[THE REQUEST] Records follow. Pull out every line that contains "title".

[MATERIAL TO PROCESS]
********************
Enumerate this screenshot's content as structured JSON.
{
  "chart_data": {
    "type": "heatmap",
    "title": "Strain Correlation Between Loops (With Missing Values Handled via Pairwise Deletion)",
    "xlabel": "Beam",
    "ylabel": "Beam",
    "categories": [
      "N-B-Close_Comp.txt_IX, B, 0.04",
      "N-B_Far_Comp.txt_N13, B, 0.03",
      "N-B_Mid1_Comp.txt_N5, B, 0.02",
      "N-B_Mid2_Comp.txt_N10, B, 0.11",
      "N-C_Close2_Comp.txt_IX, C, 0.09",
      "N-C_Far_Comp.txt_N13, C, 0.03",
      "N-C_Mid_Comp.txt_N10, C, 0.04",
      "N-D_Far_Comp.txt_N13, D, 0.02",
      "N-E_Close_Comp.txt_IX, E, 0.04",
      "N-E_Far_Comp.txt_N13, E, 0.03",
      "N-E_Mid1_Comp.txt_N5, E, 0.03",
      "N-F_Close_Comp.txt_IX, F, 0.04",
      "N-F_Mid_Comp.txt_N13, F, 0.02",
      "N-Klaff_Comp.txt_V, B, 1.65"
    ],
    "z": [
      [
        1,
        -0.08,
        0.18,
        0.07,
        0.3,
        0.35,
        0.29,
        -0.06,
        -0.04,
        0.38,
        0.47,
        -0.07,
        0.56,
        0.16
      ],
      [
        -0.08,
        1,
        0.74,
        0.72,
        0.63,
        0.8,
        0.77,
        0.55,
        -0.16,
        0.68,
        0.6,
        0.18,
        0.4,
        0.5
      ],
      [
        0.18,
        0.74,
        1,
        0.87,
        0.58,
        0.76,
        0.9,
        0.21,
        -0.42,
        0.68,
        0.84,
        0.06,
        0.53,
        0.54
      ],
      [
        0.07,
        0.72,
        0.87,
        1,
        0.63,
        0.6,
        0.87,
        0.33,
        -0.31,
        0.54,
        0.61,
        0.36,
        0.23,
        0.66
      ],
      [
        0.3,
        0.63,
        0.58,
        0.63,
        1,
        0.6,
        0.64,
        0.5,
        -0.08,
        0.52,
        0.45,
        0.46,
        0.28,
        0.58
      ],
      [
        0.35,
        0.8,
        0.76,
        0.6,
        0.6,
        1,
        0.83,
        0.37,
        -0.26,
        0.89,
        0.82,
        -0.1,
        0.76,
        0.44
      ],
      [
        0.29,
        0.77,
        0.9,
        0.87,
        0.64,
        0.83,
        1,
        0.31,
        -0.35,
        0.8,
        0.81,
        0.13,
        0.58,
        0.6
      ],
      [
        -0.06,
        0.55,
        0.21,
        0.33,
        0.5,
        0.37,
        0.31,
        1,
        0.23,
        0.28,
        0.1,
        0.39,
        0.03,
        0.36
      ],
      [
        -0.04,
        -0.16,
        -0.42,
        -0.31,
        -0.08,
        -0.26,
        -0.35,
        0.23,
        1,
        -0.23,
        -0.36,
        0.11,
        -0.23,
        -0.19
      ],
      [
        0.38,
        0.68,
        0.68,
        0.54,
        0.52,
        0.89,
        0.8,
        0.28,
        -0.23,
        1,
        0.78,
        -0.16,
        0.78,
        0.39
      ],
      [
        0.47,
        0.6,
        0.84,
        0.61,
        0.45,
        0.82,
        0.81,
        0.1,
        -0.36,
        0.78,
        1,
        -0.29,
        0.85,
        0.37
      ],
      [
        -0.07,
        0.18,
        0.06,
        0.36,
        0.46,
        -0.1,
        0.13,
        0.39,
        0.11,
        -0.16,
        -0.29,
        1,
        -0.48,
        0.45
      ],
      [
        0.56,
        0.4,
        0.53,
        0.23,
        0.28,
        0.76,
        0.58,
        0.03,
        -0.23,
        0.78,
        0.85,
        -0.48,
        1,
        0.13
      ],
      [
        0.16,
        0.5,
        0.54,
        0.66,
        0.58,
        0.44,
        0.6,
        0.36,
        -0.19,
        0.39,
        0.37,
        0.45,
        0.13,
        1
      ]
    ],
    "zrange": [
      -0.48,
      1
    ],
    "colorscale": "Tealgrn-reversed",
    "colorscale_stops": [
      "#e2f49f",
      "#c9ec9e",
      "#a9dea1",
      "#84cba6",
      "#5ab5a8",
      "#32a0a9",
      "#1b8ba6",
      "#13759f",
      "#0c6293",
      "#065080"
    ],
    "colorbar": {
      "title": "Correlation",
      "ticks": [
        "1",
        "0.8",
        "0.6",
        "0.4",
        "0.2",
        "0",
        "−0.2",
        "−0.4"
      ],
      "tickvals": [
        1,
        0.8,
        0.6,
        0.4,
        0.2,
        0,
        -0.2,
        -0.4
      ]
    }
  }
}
********************
[REPLY]
    "title": "Strain Correlation Between Loops (With Missing Values Handled via Pairwise Deletion)",
      "title": "Correlation",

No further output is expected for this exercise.